Entries taken from a collection:
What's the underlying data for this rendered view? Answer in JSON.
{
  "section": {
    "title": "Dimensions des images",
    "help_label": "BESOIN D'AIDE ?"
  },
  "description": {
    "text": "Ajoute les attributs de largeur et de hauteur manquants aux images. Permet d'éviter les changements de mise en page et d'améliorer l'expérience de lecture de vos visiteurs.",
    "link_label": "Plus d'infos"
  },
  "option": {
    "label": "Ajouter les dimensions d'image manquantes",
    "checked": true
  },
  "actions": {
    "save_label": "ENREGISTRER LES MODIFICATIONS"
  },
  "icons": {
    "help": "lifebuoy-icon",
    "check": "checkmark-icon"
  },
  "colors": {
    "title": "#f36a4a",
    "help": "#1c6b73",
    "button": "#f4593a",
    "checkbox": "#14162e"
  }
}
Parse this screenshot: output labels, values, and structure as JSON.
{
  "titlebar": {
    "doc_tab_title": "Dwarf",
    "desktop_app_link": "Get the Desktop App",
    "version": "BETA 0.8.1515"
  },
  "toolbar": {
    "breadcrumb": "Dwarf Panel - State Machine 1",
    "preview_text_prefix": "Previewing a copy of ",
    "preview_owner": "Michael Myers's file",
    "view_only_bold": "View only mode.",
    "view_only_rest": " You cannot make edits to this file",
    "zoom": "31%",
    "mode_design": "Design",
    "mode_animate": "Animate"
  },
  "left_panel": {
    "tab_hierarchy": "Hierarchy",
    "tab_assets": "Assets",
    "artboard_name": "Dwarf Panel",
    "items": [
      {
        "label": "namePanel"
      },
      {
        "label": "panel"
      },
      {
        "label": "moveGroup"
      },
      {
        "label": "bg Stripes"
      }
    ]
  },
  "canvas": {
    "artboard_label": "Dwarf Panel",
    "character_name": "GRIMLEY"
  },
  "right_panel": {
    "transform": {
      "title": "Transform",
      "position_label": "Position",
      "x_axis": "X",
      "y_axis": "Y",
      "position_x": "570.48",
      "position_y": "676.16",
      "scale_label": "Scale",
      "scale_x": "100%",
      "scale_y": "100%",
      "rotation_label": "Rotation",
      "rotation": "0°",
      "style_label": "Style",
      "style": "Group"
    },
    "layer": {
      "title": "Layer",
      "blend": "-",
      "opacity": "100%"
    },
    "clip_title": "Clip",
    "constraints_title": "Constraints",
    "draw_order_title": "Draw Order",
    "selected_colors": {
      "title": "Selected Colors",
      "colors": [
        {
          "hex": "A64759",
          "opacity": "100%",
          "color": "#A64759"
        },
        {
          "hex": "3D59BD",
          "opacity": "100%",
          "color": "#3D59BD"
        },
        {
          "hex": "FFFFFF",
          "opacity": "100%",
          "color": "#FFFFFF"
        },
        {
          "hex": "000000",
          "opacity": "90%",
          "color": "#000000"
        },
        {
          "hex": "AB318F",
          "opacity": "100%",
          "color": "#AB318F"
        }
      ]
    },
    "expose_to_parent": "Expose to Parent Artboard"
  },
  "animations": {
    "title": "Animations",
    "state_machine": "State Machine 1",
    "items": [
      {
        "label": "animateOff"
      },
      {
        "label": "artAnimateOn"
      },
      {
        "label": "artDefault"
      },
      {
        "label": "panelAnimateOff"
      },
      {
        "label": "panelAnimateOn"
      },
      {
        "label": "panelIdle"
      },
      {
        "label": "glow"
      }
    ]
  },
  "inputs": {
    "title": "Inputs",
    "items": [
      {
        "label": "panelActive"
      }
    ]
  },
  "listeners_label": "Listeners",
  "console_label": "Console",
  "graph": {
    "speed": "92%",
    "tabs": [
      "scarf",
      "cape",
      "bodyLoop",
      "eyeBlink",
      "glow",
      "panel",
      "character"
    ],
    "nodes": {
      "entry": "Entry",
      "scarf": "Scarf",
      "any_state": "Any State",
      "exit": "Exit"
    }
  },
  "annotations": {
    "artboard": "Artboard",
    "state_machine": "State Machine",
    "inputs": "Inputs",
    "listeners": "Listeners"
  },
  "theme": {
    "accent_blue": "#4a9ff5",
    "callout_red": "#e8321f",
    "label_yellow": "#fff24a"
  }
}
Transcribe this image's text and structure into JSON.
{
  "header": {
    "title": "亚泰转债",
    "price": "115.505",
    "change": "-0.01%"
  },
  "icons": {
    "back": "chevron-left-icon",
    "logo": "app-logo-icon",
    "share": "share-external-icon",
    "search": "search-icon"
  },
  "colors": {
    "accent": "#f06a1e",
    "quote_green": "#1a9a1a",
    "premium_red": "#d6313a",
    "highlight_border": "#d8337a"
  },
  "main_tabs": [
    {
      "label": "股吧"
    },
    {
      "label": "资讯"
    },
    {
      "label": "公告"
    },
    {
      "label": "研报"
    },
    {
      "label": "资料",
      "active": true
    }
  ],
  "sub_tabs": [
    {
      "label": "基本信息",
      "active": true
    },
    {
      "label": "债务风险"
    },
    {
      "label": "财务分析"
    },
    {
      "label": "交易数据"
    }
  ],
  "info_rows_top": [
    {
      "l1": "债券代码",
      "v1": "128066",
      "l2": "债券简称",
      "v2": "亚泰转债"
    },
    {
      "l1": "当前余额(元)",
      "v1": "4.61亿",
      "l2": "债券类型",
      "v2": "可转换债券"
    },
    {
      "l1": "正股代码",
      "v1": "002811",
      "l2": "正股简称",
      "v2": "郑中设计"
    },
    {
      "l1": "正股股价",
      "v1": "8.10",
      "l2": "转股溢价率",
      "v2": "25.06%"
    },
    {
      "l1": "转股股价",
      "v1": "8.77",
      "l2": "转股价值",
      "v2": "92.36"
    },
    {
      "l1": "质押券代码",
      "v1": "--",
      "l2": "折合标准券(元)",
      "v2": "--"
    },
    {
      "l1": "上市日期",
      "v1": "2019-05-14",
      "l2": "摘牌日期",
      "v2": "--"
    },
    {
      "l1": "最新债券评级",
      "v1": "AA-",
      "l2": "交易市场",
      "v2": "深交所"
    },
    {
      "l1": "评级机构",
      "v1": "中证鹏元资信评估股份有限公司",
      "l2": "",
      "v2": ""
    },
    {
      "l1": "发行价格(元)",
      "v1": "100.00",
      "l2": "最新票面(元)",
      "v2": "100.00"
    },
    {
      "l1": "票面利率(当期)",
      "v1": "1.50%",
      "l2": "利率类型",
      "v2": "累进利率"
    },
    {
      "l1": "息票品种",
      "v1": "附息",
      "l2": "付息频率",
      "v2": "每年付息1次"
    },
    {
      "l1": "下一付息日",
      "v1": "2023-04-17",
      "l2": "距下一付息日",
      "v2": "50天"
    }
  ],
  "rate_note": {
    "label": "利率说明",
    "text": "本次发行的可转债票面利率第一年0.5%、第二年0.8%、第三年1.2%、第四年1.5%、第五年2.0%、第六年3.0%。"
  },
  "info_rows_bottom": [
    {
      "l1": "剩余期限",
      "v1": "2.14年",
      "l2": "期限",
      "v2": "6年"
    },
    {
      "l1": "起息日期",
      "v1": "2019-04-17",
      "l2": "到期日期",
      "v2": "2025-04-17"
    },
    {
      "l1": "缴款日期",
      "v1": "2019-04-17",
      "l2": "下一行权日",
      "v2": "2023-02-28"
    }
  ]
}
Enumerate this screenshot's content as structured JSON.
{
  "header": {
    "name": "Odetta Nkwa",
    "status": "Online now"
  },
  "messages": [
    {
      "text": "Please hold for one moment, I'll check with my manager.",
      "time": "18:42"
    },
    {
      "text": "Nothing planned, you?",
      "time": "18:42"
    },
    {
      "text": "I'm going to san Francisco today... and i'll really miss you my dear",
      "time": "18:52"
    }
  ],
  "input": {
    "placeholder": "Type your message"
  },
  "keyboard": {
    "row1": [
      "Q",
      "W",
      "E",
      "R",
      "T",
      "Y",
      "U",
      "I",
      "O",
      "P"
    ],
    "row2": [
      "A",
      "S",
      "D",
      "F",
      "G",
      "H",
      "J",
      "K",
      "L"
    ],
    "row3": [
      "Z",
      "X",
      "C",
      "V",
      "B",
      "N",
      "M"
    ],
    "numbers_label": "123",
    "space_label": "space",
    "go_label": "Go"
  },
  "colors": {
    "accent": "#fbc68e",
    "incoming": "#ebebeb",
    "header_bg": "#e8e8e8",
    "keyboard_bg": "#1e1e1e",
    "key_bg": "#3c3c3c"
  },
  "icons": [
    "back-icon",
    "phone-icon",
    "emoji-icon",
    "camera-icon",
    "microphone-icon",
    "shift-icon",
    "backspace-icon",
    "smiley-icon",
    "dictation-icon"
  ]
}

Written problem – Review the preceding data and report every line that includes the string "State".

The response –
    "breadcrumb": "Dwarf Panel - State Machine 1",
    "state_machine": "State Machine 1",
      "any_state": "Any State",
    "state_machine": "State Machine",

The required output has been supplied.